## start

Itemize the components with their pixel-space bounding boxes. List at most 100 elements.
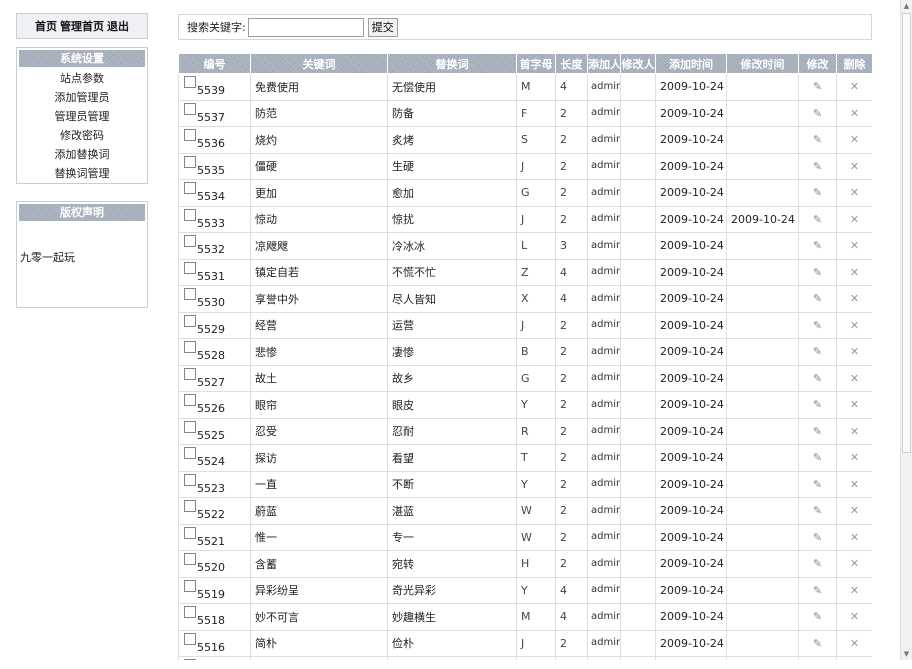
edit-cell[interactable]: ✎ <box>798 470 837 498</box>
cross-icon[interactable]: ✕ <box>850 451 859 464</box>
edit-cell[interactable]: ✎ <box>798 523 837 551</box>
pencil-icon[interactable]: ✎ <box>813 372 822 385</box>
pencil-icon[interactable]: ✎ <box>813 398 822 411</box>
row-checkbox[interactable] <box>184 526 196 539</box>
row-checkbox[interactable] <box>184 659 196 660</box>
cross-icon[interactable]: ✕ <box>850 504 859 517</box>
row-checkbox[interactable] <box>184 182 196 194</box>
cross-icon[interactable]: ✕ <box>850 80 859 93</box>
row-checkbox[interactable] <box>184 102 196 115</box>
edit-cell[interactable]: ✎ <box>798 338 837 366</box>
sidebar-item-admin-manage[interactable]: 管理员管理 <box>17 107 147 126</box>
cross-icon[interactable]: ✕ <box>850 292 859 305</box>
delete-cell[interactable]: ✕ <box>836 656 872 660</box>
search-input[interactable] <box>247 17 364 37</box>
pencil-icon[interactable]: ✎ <box>813 266 822 279</box>
page-scrollbar[interactable]: ▲ ▼ <box>900 0 912 660</box>
pencil-icon[interactable]: ✎ <box>813 133 822 146</box>
sidebar-item-add-replace-word[interactable]: 添加替换词 <box>17 145 147 164</box>
cross-icon[interactable]: ✕ <box>850 372 859 385</box>
delete-cell[interactable]: ✕ <box>836 550 872 578</box>
cross-icon[interactable]: ✕ <box>850 531 859 544</box>
row-checkbox[interactable] <box>184 553 196 565</box>
submit-button[interactable]: 提交 <box>367 17 398 37</box>
row-checkbox[interactable] <box>184 394 196 406</box>
pencil-icon[interactable]: ✎ <box>813 186 822 199</box>
edit-cell[interactable]: ✎ <box>798 444 837 472</box>
row-checkbox[interactable] <box>184 420 196 433</box>
pencil-icon[interactable]: ✎ <box>813 160 822 173</box>
row-checkbox[interactable] <box>184 606 196 618</box>
edit-cell[interactable]: ✎ <box>798 364 837 392</box>
sidebar-item-add-admin[interactable]: 添加管理员 <box>17 88 147 107</box>
row-checkbox[interactable] <box>184 288 196 300</box>
delete-cell[interactable]: ✕ <box>836 364 872 392</box>
admin-home-link[interactable]: 管理首页 <box>60 18 104 34</box>
cross-icon[interactable]: ✕ <box>850 637 859 650</box>
pencil-icon[interactable]: ✎ <box>813 107 822 120</box>
edit-cell[interactable]: ✎ <box>798 629 837 657</box>
pencil-icon[interactable]: ✎ <box>813 451 822 464</box>
sidebar-item-site-params[interactable]: 站点参数 <box>17 69 147 88</box>
delete-cell[interactable]: ✕ <box>836 629 872 657</box>
edit-cell[interactable]: ✎ <box>798 179 837 207</box>
row-checkbox[interactable] <box>184 579 196 592</box>
pencil-icon[interactable]: ✎ <box>813 319 822 332</box>
edit-cell[interactable]: ✎ <box>798 285 837 313</box>
cross-icon[interactable]: ✕ <box>850 610 859 623</box>
pencil-icon[interactable]: ✎ <box>813 610 822 623</box>
sidebar-item-replace-word-manage[interactable]: 替换词管理 <box>17 164 147 183</box>
edit-cell[interactable]: ✎ <box>798 656 837 660</box>
pencil-icon[interactable]: ✎ <box>813 557 822 570</box>
pencil-icon[interactable]: ✎ <box>813 239 822 252</box>
cross-icon[interactable]: ✕ <box>850 266 859 279</box>
sidebar-item-change-password[interactable]: 修改密码 <box>17 126 147 145</box>
pencil-icon[interactable]: ✎ <box>813 637 822 650</box>
pencil-icon[interactable]: ✎ <box>813 478 822 491</box>
edit-cell[interactable]: ✎ <box>798 576 837 604</box>
edit-cell[interactable]: ✎ <box>798 603 837 631</box>
row-checkbox[interactable] <box>184 314 196 327</box>
row-checkbox[interactable] <box>184 129 196 141</box>
delete-cell[interactable]: ✕ <box>836 497 872 525</box>
row-checkbox[interactable] <box>184 208 196 221</box>
pencil-icon[interactable]: ✎ <box>813 504 822 517</box>
cross-icon[interactable]: ✕ <box>850 160 859 173</box>
row-checkbox[interactable] <box>184 261 196 274</box>
logout-link[interactable]: 退出 <box>107 18 129 34</box>
scroll-down-icon[interactable]: ▼ <box>901 648 912 660</box>
delete-cell[interactable]: ✕ <box>836 285 872 313</box>
row-checkbox[interactable] <box>184 473 196 486</box>
cross-icon[interactable]: ✕ <box>850 107 859 120</box>
cross-icon[interactable]: ✕ <box>850 319 859 332</box>
row-checkbox[interactable] <box>184 367 196 380</box>
delete-cell[interactable]: ✕ <box>836 470 872 498</box>
pencil-icon[interactable]: ✎ <box>813 292 822 305</box>
edit-cell[interactable]: ✎ <box>798 205 837 233</box>
cross-icon[interactable]: ✕ <box>850 186 859 199</box>
delete-cell[interactable]: ✕ <box>836 417 872 445</box>
delete-cell[interactable]: ✕ <box>836 444 872 472</box>
edit-cell[interactable]: ✎ <box>798 417 837 445</box>
delete-cell[interactable]: ✕ <box>836 73 872 101</box>
home-link[interactable]: 首页 <box>35 18 57 34</box>
delete-cell[interactable]: ✕ <box>836 523 872 551</box>
row-checkbox[interactable] <box>184 235 196 247</box>
row-checkbox[interactable] <box>184 500 196 512</box>
edit-cell[interactable]: ✎ <box>798 73 837 101</box>
edit-cell[interactable]: ✎ <box>798 99 837 127</box>
delete-cell[interactable]: ✕ <box>836 152 872 180</box>
cross-icon[interactable]: ✕ <box>850 584 859 597</box>
edit-cell[interactable]: ✎ <box>798 311 837 339</box>
edit-cell[interactable]: ✎ <box>798 152 837 180</box>
edit-cell[interactable]: ✎ <box>798 391 837 419</box>
delete-cell[interactable]: ✕ <box>836 391 872 419</box>
cross-icon[interactable]: ✕ <box>850 345 859 358</box>
pencil-icon[interactable]: ✎ <box>813 80 822 93</box>
cross-icon[interactable]: ✕ <box>850 398 859 411</box>
row-checkbox[interactable] <box>184 447 196 459</box>
scroll-up-icon[interactable]: ▲ <box>901 0 912 12</box>
row-checkbox[interactable] <box>184 76 196 88</box>
delete-cell[interactable]: ✕ <box>836 258 872 286</box>
pencil-icon[interactable]: ✎ <box>813 425 822 438</box>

## end

To be done | Starting with the row containing "edit-cell[interactable]: ✎ <box>798 470" and going on through the row containing "sidebar-item-add-replace-word[interactable]: 添加替换词 <box>17", reproduce those rows with "cross-icon" swapped for "close-icon" and nothing else altered.

Solution to this problem |
edit-cell[interactable]: ✎ <box>798 470 837 498</box>
close-icon[interactable]: ✕ <box>850 451 859 464</box>
edit-cell[interactable]: ✎ <box>798 523 837 551</box>
pencil-icon[interactable]: ✎ <box>813 372 822 385</box>
pencil-icon[interactable]: ✎ <box>813 398 822 411</box>
row-checkbox[interactable] <box>184 526 196 539</box>
row-checkbox[interactable] <box>184 659 196 660</box>
close-icon[interactable]: ✕ <box>850 504 859 517</box>
row-checkbox[interactable] <box>184 182 196 194</box>
close-icon[interactable]: ✕ <box>850 80 859 93</box>
row-checkbox[interactable] <box>184 102 196 115</box>
edit-cell[interactable]: ✎ <box>798 338 837 366</box>
sidebar-item-admin-manage[interactable]: 管理员管理 <box>17 107 147 126</box>
close-icon[interactable]: ✕ <box>850 292 859 305</box>
delete-cell[interactable]: ✕ <box>836 656 872 660</box>
search-input[interactable] <box>247 17 364 37</box>
pencil-icon[interactable]: ✎ <box>813 266 822 279</box>
page-scrollbar[interactable]: ▲ ▼ <box>900 0 912 660</box>
pencil-icon[interactable]: ✎ <box>813 133 822 146</box>
sidebar-item-add-replace-word[interactable]: 添加替换词 <box>17 145 147 164</box>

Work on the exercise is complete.